◆ Brief: Scan the lines below for the word "from". Copy each line you find it in.

◆ Data:
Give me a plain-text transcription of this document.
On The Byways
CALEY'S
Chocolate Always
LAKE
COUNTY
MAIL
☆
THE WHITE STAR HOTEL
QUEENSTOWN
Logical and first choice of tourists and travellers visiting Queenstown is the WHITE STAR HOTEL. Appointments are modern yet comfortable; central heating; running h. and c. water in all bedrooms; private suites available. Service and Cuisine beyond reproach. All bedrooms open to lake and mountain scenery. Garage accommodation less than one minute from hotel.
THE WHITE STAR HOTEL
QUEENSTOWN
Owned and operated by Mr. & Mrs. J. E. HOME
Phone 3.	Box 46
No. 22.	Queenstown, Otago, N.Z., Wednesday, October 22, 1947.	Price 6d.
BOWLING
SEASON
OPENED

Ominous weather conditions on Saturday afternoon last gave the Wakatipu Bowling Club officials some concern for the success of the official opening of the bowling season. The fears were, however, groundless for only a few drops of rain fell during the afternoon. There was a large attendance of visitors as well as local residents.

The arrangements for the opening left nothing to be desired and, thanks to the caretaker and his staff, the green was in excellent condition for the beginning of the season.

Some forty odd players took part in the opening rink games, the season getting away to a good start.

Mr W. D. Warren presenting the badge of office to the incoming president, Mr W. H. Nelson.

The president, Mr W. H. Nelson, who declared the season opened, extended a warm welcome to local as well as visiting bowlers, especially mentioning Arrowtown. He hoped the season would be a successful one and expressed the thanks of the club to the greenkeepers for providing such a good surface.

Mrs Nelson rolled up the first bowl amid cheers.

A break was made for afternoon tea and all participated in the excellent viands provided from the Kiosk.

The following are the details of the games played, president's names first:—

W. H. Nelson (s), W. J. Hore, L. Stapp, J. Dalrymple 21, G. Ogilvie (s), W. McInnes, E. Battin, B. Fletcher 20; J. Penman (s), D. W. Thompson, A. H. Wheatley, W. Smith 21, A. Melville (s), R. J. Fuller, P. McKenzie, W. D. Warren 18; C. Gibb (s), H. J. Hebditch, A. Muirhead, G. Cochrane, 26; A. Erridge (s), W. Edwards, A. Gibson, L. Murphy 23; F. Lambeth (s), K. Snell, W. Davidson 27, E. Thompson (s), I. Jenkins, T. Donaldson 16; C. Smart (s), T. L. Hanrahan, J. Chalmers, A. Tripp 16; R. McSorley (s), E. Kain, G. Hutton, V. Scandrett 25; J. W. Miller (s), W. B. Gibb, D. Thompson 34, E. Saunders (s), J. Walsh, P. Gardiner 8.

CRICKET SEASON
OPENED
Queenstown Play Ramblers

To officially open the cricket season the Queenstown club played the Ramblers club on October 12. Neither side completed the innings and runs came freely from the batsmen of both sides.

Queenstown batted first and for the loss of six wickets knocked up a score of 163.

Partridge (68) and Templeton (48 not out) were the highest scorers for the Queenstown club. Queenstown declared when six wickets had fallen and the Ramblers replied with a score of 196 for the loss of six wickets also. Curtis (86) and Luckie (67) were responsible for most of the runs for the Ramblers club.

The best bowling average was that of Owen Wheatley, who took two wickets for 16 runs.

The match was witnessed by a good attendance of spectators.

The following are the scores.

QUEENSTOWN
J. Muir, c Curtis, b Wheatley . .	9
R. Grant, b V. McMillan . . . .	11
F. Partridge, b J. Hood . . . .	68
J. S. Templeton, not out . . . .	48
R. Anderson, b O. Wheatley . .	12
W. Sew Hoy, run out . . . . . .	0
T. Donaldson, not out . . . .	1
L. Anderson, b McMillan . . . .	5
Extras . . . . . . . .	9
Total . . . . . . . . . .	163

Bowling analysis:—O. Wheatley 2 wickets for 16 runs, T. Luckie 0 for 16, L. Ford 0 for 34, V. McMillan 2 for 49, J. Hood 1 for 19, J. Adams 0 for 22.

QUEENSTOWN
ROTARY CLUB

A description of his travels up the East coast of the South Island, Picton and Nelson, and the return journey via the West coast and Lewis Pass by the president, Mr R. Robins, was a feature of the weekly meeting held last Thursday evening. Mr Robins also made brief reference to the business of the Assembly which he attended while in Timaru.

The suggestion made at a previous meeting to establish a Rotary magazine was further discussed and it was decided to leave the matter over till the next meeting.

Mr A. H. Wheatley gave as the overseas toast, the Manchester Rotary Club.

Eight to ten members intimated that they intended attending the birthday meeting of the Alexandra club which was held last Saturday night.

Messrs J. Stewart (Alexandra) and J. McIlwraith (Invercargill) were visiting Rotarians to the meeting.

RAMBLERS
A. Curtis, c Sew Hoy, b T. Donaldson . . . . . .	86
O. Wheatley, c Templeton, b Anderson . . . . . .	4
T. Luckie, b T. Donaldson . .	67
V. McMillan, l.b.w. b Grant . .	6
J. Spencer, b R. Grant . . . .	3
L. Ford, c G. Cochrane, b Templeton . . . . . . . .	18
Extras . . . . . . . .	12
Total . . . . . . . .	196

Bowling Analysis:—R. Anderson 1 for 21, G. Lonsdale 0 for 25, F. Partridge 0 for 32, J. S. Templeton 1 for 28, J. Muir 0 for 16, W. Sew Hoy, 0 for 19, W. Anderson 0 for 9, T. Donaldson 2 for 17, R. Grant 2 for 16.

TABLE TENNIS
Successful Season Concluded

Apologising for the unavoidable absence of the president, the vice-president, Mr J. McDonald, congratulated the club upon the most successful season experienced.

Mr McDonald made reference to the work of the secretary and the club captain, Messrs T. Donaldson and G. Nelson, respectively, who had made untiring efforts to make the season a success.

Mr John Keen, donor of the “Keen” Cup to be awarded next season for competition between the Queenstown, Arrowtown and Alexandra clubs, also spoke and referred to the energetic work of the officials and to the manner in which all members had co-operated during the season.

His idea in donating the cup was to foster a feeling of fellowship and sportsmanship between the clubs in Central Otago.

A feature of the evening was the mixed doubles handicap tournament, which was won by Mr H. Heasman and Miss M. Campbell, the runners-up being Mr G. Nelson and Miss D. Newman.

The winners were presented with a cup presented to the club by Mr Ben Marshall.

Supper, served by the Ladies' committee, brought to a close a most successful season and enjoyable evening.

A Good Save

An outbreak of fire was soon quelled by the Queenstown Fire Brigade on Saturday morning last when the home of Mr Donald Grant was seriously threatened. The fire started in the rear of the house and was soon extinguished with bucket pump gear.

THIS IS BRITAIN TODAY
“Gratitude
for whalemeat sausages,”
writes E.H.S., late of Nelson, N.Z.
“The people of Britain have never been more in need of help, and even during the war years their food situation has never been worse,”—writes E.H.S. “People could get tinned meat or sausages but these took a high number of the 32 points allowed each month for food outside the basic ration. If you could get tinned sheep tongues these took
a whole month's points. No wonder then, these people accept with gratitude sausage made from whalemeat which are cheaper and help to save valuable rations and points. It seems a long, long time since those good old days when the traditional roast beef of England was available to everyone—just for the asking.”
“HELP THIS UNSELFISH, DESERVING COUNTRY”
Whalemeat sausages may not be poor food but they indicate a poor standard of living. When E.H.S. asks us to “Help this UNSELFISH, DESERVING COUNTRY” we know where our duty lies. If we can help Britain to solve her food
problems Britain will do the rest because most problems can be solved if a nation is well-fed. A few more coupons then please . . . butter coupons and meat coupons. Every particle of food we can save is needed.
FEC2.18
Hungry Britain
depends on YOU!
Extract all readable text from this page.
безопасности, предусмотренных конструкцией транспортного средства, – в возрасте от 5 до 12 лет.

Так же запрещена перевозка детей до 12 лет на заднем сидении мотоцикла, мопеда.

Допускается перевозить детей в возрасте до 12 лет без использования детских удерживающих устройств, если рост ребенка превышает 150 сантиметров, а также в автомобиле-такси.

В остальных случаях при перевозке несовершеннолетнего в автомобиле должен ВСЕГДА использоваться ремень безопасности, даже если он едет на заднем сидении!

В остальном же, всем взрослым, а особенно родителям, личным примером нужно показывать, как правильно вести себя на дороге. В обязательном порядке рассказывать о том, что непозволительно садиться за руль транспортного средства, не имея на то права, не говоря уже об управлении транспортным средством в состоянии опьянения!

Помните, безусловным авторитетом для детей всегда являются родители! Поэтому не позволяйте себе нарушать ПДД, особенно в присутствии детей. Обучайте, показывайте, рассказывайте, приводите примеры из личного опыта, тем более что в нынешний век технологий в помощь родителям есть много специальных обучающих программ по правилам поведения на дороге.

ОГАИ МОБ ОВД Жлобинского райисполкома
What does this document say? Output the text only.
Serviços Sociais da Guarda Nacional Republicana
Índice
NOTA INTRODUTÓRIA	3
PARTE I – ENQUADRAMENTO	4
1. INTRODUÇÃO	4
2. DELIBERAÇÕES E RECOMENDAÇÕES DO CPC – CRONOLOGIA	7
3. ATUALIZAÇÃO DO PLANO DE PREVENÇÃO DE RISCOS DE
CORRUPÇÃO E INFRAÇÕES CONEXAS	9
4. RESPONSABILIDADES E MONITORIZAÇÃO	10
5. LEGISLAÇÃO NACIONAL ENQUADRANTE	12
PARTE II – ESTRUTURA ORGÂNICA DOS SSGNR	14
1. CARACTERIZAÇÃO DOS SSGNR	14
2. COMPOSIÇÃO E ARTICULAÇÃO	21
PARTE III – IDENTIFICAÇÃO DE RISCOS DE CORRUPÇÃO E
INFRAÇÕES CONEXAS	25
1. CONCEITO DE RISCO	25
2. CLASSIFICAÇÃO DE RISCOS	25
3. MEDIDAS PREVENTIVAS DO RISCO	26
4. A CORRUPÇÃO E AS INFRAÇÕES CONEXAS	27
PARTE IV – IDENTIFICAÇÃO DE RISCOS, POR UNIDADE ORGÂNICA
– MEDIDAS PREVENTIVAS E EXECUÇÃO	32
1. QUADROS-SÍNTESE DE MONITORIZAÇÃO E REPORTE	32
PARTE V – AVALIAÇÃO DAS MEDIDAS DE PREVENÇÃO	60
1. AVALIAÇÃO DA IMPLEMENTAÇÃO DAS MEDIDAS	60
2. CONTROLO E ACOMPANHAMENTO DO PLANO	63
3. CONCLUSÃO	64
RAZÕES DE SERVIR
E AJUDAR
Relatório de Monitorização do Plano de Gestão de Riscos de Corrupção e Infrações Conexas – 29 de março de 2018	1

◆ The result:
Logical and first choice of tourists and travellers visiting Queenstown is the WHITE STAR HOTEL. Appointments are modern yet comfortable; central heating; running h. and c. water in all bedrooms; private suites available. Service and Cuisine beyond reproach. All bedrooms open to lake and mountain scenery. Garage accommodation less than one minute from hotel.
A break was made for afternoon tea and all participated in the excellent viands provided from the Kiosk.
To officially open the cricket season the Queenstown club played the Ramblers club on October 12. Neither side completed the innings and runs came freely from the batsmen of both sides.
a whole month's points. No wonder then, these people accept with gratitude sausage made from whalemeat which are cheaper and help to save valuable rations and points. It seems a long, long time since those good old days when the traditional roast beef of England was available to everyone—just for the asking.”
Extract all readable text from this page.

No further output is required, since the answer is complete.